■ Set exercise
Give an exact copy of every line, leaving images out.
-- start Provided entries --
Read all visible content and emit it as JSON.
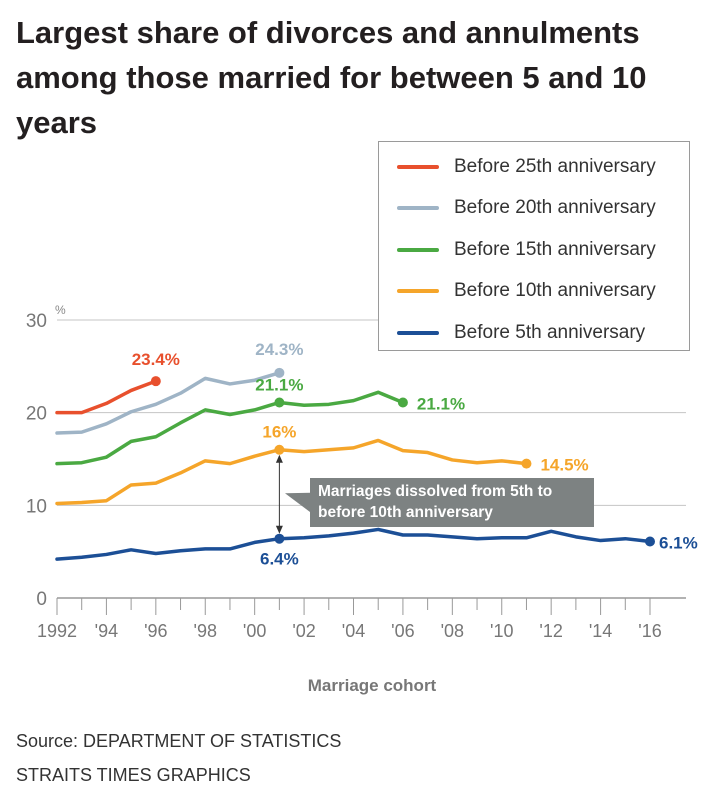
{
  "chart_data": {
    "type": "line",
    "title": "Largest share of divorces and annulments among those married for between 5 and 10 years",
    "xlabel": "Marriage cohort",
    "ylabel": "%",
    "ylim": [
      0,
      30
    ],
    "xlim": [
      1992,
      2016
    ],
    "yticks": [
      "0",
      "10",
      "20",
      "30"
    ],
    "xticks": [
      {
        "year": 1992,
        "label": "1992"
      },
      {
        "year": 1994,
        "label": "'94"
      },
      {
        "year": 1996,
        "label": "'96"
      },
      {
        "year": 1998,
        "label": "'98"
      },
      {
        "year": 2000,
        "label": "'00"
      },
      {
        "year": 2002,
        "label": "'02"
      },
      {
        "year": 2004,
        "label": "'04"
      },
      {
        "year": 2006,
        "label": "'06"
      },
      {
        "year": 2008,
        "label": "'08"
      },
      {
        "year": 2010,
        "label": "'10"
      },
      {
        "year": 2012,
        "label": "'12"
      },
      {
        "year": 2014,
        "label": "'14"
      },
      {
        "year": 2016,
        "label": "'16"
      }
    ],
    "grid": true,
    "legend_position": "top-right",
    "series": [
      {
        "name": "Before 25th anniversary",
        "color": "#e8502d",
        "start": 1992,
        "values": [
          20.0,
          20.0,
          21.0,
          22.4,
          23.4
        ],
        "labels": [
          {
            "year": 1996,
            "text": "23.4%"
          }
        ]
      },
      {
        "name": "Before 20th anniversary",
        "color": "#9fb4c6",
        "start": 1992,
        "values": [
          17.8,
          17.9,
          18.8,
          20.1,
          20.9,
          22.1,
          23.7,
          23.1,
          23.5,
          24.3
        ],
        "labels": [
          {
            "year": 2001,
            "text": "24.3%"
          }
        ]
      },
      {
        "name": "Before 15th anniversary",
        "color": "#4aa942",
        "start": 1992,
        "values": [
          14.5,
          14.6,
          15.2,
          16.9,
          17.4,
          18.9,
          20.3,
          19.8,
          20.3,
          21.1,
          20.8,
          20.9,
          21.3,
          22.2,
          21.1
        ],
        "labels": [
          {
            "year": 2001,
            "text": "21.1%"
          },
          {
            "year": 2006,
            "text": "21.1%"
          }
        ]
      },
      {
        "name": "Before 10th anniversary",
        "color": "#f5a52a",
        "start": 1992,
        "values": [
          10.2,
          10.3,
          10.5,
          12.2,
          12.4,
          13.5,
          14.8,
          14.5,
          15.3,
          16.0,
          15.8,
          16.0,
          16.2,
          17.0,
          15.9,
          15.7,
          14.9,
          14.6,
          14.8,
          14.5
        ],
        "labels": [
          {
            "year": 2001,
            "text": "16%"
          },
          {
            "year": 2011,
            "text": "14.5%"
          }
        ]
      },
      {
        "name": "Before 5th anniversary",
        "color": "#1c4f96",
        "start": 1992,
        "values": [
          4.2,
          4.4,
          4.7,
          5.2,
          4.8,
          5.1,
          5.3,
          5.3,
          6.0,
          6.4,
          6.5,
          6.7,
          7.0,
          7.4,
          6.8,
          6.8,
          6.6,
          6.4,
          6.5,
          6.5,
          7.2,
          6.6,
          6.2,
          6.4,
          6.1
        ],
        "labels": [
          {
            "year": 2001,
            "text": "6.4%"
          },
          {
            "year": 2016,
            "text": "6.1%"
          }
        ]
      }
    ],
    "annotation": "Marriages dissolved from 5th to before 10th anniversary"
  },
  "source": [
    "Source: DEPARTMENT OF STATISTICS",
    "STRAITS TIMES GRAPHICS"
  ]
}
-- end Provided entries --
■ Task result
Read all visible content and emit it as JSON.
{
  "chart_data": {
    "type": "line",
    "title": "Largest share of divorces and annulments among those married for between 5 and 10 years",
    "xlabel": "Marriage cohort",
    "ylabel": "%",
    "ylim": [
      0,
      30
    ],
    "xlim": [
      1992,
      2016
    ],
    "yticks": [
      "0",
      "10",
      "20",
      "30"
    ],
    "xticks": [
      {
        "year": 1992,
        "label": "1992"
      },
      {
        "year": 1994,
        "label": "'94"
      },
      {
        "year": 1996,
        "label": "'96"
      },
      {
        "year": 1998,
        "label": "'98"
      },
      {
        "year": 2000,
        "label": "'00"
      },
      {
        "year": 2002,
        "label": "'02"
      },
      {
        "year": 2004,
        "label": "'04"
      },
      {
        "year": 2006,
        "label": "'06"
      },
      {
        "year": 2008,
        "label": "'08"
      },
      {
        "year": 2010,
        "label": "'10"
      },
      {
        "year": 2012,
        "label": "'12"
      },
      {
        "year": 2014,
        "label": "'14"
      },
      {
        "year": 2016,
        "label": "'16"
      }
    ],
    "grid": true,
    "legend_position": "top-right",
    "series": [
      {
        "name": "Before 25th anniversary",
        "color": "#e8502d",
        "start": 1992,
        "values": [
          20.0,
          20.0,
          21.0,
          22.4,
          23.4
        ],
        "labels": [
          {
            "year": 1996,
            "text": "23.4%"
          }
        ]
      },
      {
        "name": "Before 20th anniversary",
        "color": "#9fb4c6",
        "start": 1992,
        "values": [
          17.8,
          17.9,
          18.8,
          20.1,
          20.9,
          22.1,
          23.7,
          23.1,
          23.5,
          24.3
        ],
        "labels": [
          {
            "year": 2001,
            "text": "24.3%"
          }
        ]
      },
      {
        "name": "Before 15th anniversary",
        "color": "#4aa942",
        "start": 1992,
        "values": [
          14.5,
          14.6,
          15.2,
          16.9,
          17.4,
          18.9,
          20.3,
          19.8,
          20.3,
          21.1,
          20.8,
          20.9,
          21.3,
          22.2,
          21.1
        ],
        "labels": [
          {
            "year": 2001,
            "text": "21.1%"
          },
          {
            "year": 2006,
            "text": "21.1%"
          }
        ]
      },
      {
        "name": "Before 10th anniversary",
        "color": "#f5a52a",
        "start": 1992,
        "values": [
          10.2,
          10.3,
          10.5,
          12.2,
          12.4,
          13.5,
          14.8,
          14.5,
          15.3,
          16.0,
          15.8,
          16.0,
          16.2,
          17.0,
          15.9,
          15.7,
          14.9,
          14.6,
          14.8,
          14.5
        ],
        "labels": [
          {
            "year": 2001,
            "text": "16%"
          },
          {
            "year": 2011,
            "text": "14.5%"
          }
        ]
      },
      {
        "name": "Before 5th anniversary",
        "color": "#1c4f96",
        "start": 1992,
        "values": [
          4.2,
          4.4,
          4.7,
          5.2,
          4.8,
          5.1,
          5.3,
          5.3,
          6.0,
          6.4,
          6.5,
          6.7,
          7.0,
          7.4,
          6.8,
          6.8,
          6.6,
          6.4,
          6.5,
          6.5,
          7.2,
          6.6,
          6.2,
          6.4,
          6.1
        ],
        "labels": [
          {
            "year": 2001,
            "text": "6.4%"
          },
          {
            "year": 2016,
            "text": "6.1%"
          }
        ]
      }
    ],
    "annotation": "Marriages dissolved from 5th to before 10th anniversary"
  },
  "source": [
    "Source: DEPARTMENT OF STATISTICS",
    "STRAITS TIMES GRAPHICS"
  ]
}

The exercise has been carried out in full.